> **TASK DIRECTIONS**: Output every line exactly as written. Leave out pictures.

> **EXERCISE DATA**:
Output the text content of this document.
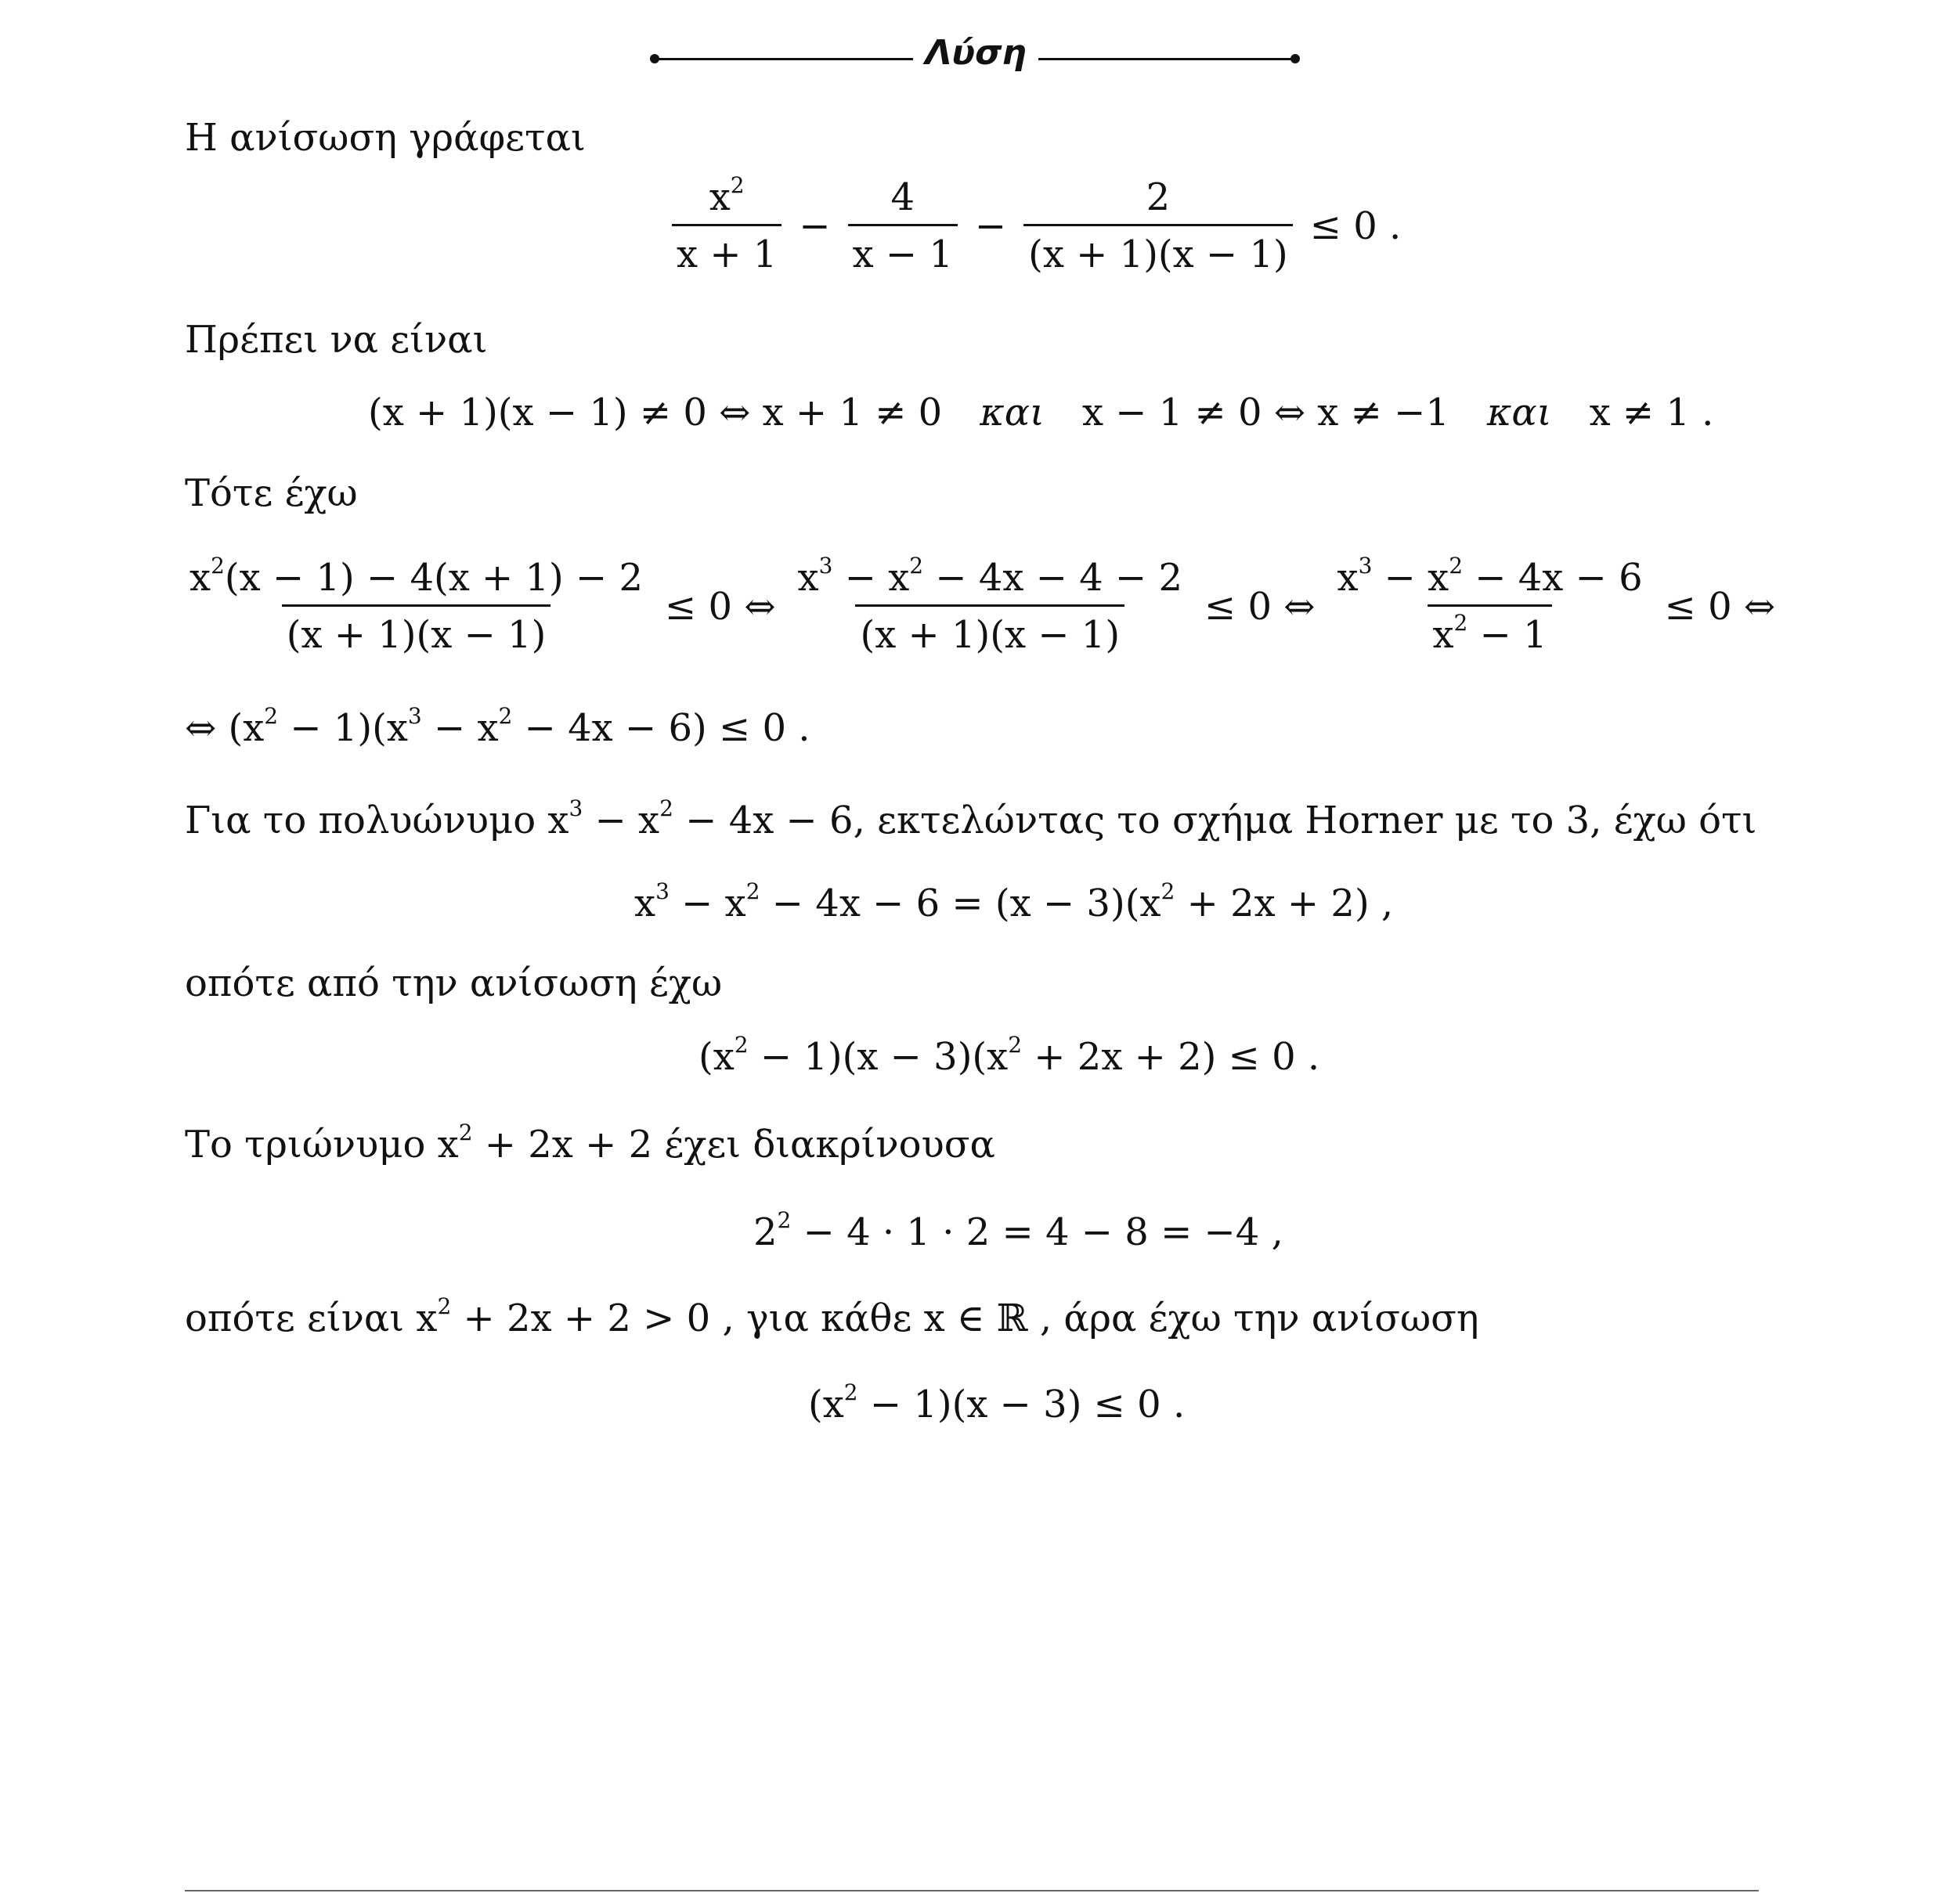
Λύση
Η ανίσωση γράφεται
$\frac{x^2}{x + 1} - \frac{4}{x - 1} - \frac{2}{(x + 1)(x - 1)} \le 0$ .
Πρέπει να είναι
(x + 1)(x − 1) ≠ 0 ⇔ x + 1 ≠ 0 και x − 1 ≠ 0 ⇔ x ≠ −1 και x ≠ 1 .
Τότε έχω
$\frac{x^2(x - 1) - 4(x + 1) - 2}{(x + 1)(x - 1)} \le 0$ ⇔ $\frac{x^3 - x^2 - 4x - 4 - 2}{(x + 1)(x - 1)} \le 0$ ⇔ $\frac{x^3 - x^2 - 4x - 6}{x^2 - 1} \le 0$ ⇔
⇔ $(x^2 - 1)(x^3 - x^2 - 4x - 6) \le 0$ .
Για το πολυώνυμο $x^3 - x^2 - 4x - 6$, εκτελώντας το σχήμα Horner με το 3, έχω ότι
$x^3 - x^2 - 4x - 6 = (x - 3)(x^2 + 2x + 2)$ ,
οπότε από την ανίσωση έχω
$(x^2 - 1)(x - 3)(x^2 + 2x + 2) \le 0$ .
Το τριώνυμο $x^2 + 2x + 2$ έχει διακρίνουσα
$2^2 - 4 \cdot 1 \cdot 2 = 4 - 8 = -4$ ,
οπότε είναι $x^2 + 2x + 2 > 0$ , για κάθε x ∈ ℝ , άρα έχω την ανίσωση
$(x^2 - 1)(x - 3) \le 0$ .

> **ANSWER FOR THIS EXERCISE**:
Output the text content of this document.
Λύση
Η ανίσωση γράφεται
$\frac{x^2}{x + 1} - \frac{4}{x - 1} - \frac{2}{(x + 1)(x - 1)} \le 0$ .
Πρέπει να είναι
(x + 1)(x − 1) ≠ 0 ⇔ x + 1 ≠ 0 και x − 1 ≠ 0 ⇔ x ≠ −1 και x ≠ 1 .
Τότε έχω
$\frac{x^2(x - 1) - 4(x + 1) - 2}{(x + 1)(x - 1)} \le 0$ ⇔ $\frac{x^3 - x^2 - 4x - 4 - 2}{(x + 1)(x - 1)} \le 0$ ⇔ $\frac{x^3 - x^2 - 4x - 6}{x^2 - 1} \le 0$ ⇔
⇔ $(x^2 - 1)(x^3 - x^2 - 4x - 6) \le 0$ .
Για το πολυώνυμο $x^3 - x^2 - 4x - 6$, εκτελώντας το σχήμα Horner με το 3, έχω ότι
$x^3 - x^2 - 4x - 6 = (x - 3)(x^2 + 2x + 2)$ ,
οπότε από την ανίσωση έχω
$(x^2 - 1)(x - 3)(x^2 + 2x + 2) \le 0$ .
Το τριώνυμο $x^2 + 2x + 2$ έχει διακρίνουσα
$2^2 - 4 \cdot 1 \cdot 2 = 4 - 8 = -4$ ,
οπότε είναι $x^2 + 2x + 2 > 0$ , για κάθε x ∈ ℝ , άρα έχω την ανίσωση
$(x^2 - 1)(x - 3) \le 0$ .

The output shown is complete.